◆ Collection entries ◆
# # #

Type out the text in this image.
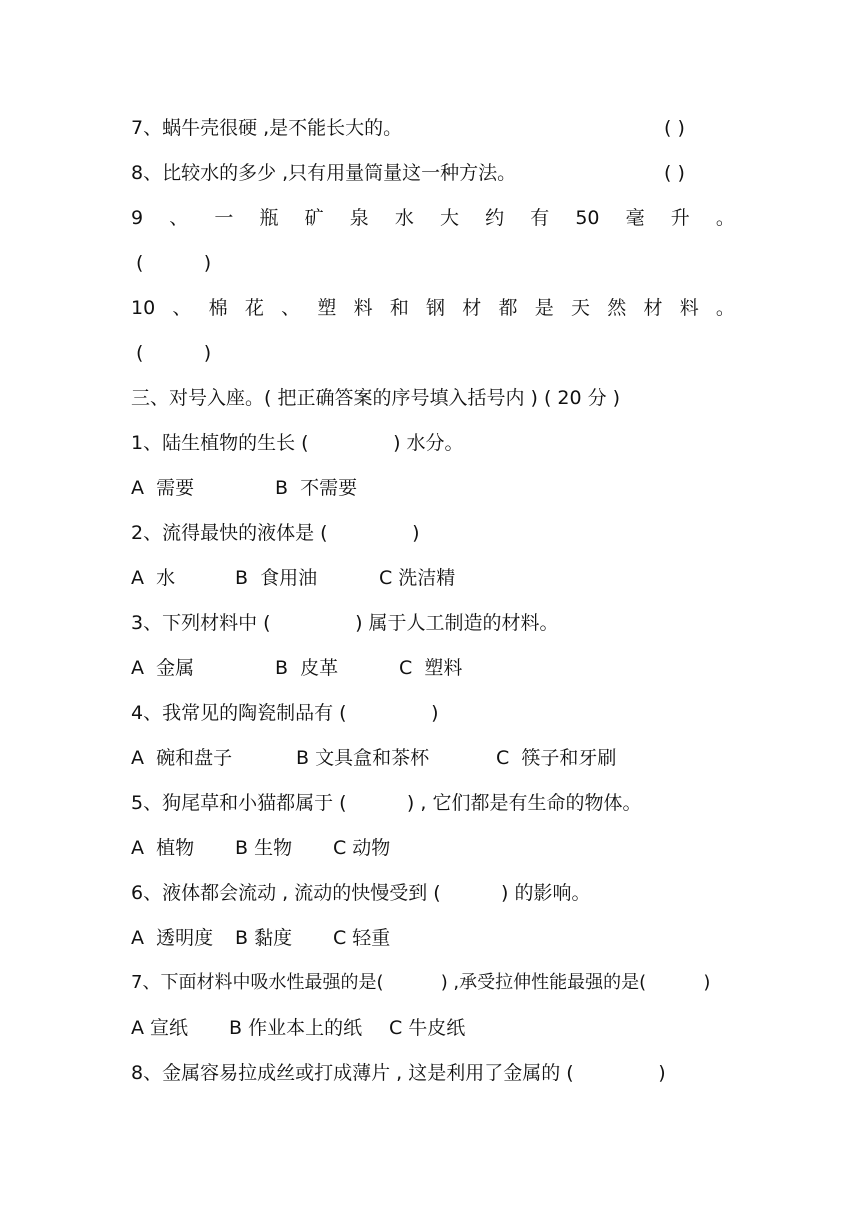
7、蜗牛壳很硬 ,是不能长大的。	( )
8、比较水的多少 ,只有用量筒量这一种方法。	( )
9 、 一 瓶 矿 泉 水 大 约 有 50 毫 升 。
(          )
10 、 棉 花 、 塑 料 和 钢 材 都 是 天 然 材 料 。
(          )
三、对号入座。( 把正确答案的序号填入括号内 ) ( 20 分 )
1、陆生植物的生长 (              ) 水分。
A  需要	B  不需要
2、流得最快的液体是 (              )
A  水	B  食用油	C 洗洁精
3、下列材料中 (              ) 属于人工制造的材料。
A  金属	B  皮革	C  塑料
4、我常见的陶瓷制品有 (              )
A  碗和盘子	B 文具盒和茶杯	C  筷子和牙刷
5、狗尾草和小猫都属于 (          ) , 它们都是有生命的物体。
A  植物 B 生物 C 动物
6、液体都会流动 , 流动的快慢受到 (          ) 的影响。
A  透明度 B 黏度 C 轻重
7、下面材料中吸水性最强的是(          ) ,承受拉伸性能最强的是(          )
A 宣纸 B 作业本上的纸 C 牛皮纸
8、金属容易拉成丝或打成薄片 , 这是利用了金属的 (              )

# # #

Reproduce each line exactly as it appears, omitting the pictures.

◆ Worked solution ◆
Type out the text in this image.
7、蜗牛壳很硬 ,是不能长大的。	( )
8、比较水的多少 ,只有用量筒量这一种方法。	( )
9 、 一 瓶 矿 泉 水 大 约 有 50 毫 升 。
(          )
10 、 棉 花 、 塑 料 和 钢 材 都 是 天 然 材 料 。
(          )
三、对号入座。( 把正确答案的序号填入括号内 ) ( 20 分 )
1、陆生植物的生长 (              ) 水分。
A  需要	B  不需要
2、流得最快的液体是 (              )
A  水	B  食用油	C 洗洁精
3、下列材料中 (              ) 属于人工制造的材料。
A  金属	B  皮革	C  塑料
4、我常见的陶瓷制品有 (              )
A  碗和盘子	B 文具盒和茶杯	C  筷子和牙刷
5、狗尾草和小猫都属于 (          ) , 它们都是有生命的物体。
A  植物 B 生物 C 动物
6、液体都会流动 , 流动的快慢受到 (          ) 的影响。
A  透明度 B 黏度 C 轻重
7、下面材料中吸水性最强的是(          ) ,承受拉伸性能最强的是(          )
A 宣纸 B 作业本上的纸 C 牛皮纸
8、金属容易拉成丝或打成薄片 , 这是利用了金属的 (              )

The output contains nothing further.